**What the exercise asks:** Duplicate the rows without any change, beginning with the first row and ending with the row that contains "solution-line: BE＝(√2/2)AB＝5√2， [118,1312,328,1333]", both included.

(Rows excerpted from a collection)
## Start

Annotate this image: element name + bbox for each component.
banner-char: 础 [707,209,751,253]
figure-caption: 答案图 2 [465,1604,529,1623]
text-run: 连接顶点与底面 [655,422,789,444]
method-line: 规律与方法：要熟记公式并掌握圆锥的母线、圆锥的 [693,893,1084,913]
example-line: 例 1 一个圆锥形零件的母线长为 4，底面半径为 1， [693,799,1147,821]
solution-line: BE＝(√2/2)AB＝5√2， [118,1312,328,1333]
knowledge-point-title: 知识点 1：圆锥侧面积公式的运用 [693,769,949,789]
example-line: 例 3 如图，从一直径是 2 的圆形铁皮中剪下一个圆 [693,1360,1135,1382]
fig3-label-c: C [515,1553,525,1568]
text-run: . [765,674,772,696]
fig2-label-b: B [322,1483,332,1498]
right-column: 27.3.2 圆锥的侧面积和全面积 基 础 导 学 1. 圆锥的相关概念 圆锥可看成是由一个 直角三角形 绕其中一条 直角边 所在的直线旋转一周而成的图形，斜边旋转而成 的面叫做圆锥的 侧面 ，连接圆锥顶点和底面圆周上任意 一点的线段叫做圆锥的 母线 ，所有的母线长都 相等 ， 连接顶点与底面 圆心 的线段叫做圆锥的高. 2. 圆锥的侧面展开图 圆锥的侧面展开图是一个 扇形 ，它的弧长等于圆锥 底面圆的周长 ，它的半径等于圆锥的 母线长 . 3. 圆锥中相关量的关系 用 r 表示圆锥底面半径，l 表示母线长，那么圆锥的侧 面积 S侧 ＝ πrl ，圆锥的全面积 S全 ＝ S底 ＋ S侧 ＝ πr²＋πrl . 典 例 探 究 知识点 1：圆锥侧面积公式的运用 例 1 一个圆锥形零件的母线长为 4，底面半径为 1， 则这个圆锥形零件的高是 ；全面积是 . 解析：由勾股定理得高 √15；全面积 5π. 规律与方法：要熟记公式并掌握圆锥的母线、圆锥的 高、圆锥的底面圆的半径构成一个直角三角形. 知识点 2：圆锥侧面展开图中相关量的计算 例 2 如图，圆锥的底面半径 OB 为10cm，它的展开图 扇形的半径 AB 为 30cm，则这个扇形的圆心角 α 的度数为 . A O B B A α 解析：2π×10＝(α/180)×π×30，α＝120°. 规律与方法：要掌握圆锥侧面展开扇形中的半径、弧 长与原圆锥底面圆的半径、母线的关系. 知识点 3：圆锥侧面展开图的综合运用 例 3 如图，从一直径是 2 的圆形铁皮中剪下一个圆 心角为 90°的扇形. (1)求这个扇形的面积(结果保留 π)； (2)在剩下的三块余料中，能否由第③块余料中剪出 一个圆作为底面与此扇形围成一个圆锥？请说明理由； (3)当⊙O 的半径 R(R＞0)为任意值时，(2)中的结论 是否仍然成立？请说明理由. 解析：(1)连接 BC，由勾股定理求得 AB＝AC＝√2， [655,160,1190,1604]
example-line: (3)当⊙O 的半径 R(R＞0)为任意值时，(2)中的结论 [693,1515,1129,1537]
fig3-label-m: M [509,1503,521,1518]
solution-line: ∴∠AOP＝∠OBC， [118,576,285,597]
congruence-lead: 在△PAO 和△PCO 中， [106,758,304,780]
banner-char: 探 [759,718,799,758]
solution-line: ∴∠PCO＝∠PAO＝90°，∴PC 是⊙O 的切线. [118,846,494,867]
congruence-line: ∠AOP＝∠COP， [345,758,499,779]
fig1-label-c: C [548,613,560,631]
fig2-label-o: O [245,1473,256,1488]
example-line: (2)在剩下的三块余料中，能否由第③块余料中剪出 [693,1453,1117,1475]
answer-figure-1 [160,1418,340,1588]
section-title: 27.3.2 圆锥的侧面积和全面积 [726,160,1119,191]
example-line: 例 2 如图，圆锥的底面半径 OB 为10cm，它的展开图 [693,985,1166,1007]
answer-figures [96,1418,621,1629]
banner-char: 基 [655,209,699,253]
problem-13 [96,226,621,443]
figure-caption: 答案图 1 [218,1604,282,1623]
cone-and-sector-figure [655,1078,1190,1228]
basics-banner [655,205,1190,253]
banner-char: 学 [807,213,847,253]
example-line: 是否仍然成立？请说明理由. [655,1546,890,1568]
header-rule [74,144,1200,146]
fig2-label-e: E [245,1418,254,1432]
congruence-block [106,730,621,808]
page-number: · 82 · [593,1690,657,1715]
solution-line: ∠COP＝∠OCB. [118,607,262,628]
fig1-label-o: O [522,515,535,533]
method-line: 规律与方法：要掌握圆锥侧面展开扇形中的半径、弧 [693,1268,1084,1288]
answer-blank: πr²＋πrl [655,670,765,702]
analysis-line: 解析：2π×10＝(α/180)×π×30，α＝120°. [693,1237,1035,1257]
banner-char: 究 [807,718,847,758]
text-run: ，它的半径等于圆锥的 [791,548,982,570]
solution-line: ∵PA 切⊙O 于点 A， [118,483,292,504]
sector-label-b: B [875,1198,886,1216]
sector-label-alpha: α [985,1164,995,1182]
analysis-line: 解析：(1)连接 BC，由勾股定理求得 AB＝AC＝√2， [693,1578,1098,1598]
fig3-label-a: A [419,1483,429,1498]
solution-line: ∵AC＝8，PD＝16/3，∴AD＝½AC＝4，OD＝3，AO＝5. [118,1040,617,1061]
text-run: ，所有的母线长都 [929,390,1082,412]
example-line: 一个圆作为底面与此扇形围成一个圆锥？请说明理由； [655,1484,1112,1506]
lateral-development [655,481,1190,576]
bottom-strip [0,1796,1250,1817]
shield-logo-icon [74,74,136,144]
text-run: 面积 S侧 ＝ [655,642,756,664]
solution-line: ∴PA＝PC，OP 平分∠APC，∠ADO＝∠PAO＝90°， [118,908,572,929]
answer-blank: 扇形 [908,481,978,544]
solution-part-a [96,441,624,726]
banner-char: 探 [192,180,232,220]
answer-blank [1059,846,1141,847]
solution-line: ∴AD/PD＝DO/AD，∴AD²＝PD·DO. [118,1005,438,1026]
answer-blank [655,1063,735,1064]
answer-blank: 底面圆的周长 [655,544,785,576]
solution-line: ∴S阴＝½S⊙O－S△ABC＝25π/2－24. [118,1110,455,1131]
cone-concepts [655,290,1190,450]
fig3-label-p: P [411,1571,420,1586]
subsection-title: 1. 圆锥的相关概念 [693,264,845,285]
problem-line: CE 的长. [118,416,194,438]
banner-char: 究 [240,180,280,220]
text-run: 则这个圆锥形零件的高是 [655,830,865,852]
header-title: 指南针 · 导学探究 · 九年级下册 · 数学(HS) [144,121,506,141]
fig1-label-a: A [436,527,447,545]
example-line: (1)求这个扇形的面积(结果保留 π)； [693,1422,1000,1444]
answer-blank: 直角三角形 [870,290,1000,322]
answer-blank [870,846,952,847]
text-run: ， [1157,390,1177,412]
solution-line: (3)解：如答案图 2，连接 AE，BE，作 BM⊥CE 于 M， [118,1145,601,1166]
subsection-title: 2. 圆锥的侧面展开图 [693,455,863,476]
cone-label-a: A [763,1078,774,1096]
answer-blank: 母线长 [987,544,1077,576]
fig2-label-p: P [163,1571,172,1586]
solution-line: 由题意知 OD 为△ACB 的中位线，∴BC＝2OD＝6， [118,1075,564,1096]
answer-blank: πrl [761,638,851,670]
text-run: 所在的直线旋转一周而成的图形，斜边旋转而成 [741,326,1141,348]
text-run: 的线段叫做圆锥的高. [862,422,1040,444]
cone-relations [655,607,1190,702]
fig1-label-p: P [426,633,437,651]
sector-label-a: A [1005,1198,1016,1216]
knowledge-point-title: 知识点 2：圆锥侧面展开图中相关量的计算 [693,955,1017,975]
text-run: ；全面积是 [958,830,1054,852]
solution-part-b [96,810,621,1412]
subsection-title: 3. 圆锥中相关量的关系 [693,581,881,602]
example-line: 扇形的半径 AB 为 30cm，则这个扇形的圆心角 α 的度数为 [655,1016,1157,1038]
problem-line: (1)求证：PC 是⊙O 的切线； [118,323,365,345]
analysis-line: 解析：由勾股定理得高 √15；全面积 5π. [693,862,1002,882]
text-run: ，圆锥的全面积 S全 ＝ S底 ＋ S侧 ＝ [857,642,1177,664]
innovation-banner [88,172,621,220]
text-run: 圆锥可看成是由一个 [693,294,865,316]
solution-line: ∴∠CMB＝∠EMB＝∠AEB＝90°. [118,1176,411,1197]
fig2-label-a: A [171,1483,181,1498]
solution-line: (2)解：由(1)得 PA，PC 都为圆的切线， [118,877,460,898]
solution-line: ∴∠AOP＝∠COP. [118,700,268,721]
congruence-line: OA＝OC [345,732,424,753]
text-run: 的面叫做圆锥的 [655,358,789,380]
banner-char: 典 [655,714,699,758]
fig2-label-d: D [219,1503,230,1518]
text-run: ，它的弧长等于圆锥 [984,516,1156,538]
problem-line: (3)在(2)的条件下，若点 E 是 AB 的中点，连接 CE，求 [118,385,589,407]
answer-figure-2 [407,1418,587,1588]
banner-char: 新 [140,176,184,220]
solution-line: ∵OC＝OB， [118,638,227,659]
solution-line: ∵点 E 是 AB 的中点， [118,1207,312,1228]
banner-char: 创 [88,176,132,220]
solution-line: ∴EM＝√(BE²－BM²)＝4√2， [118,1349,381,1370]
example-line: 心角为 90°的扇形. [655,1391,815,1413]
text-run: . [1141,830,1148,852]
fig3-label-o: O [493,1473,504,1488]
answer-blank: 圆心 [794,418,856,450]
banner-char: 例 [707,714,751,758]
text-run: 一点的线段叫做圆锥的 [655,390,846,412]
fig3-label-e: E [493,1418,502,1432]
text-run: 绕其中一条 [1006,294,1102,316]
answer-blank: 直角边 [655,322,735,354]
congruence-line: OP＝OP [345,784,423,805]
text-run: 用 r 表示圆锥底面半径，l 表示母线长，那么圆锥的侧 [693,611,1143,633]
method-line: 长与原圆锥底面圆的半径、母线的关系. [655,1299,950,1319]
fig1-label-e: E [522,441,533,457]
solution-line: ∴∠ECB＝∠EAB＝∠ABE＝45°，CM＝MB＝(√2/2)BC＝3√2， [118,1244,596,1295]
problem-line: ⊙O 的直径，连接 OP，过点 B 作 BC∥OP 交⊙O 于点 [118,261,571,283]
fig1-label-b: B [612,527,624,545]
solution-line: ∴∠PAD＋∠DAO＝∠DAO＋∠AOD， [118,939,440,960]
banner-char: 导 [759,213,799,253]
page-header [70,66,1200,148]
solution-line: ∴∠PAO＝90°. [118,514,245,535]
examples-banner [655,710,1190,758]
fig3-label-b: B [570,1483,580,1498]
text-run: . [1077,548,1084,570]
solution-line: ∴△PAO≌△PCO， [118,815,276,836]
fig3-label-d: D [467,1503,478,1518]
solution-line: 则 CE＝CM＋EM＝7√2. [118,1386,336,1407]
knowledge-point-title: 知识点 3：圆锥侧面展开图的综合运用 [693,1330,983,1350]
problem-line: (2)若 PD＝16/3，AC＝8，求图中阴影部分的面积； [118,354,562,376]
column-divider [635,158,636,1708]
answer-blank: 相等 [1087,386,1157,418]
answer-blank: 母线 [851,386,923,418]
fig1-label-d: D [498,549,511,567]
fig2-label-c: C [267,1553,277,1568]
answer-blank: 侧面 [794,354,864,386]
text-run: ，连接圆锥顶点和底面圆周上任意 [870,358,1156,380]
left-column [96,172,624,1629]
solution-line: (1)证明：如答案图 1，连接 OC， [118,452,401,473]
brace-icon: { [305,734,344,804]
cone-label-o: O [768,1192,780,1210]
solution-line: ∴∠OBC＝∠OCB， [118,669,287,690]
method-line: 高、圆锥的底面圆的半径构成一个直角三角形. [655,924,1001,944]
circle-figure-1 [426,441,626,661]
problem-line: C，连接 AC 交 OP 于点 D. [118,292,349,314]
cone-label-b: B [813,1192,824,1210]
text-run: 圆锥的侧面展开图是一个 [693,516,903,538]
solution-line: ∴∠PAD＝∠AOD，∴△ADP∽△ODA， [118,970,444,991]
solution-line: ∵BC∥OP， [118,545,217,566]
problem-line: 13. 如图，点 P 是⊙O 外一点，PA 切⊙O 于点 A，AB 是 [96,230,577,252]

## End

**Exercise solution:**
Annotate this image: element name + bbox for each component.
banner-char: 础 [707,209,751,253]
figure-caption: 答案图 2 [465,1604,529,1623]
text-run: 连接顶点与底面 [655,422,789,444]
method-line: 规律与方法：要熟记公式并掌握圆锥的母线、圆锥的 [693,893,1084,913]
example-line: 例 1 一个圆锥形零件的母线长为 4，底面半径为 1， [693,799,1147,821]
solution-line: BE＝(√2/2)AB＝5√2， [118,1312,328,1333]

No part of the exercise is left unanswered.